## Short problem
Transcribe the records below exactly as they appear, omitting any pictures.

## Data records
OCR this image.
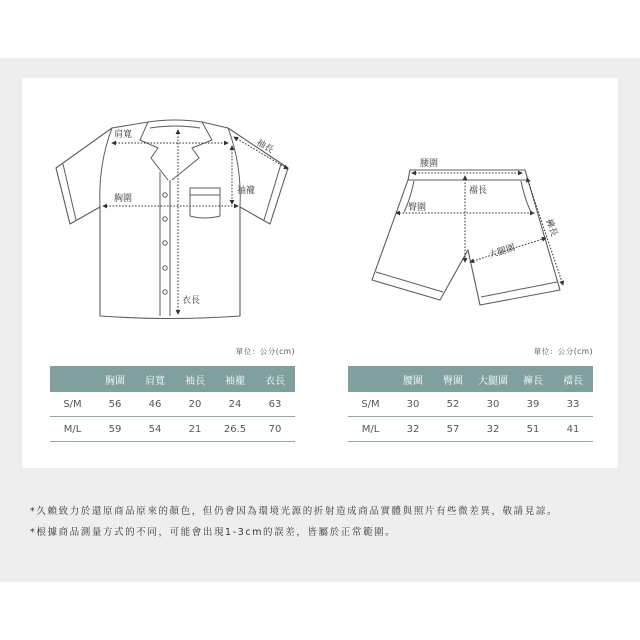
肩寬
袖長
袖襱
胸圍
衣長
腰圍
襠長
臀圍
褲長
大腿圍
單位：公分(cm)
	胸圍	肩寬	袖長	袖襱	衣長
S/M	56	46	20	24	63
M/L	59	54	21	26.5	70
單位：公分(cm)
	腰圍	臀圍	大腿圍	褲長	襠長
S/M	30	52	30	39	33
M/L	32	57	32	51	41
*久賴致力於還原商品原來的顏色，但仍會因為環境光源的折射造成商品實體與照片有些微差異，敬請見諒。
*根據商品測量方式的不同，可能會出現1-3cm的誤差，皆屬於正常範圍。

## Written solution
OCR this image.
肩寬
袖長
袖襱
胸圍
衣長
腰圍
襠長
臀圍
褲長
大腿圍
單位：公分(cm)
	胸圍	肩寬	袖長	袖襱	衣長
S/M	56	46	20	24	63
M/L	59	54	21	26.5	70
單位：公分(cm)
	腰圍	臀圍	大腿圍	褲長	襠長
S/M	30	52	30	39	33
M/L	32	57	32	51	41
*久賴致力於還原商品原來的顏色，但仍會因為環境光源的折射造成商品實體與照片有些微差異，敬請見諒。
*根據商品測量方式的不同，可能會出現1-3cm的誤差，皆屬於正常範圍。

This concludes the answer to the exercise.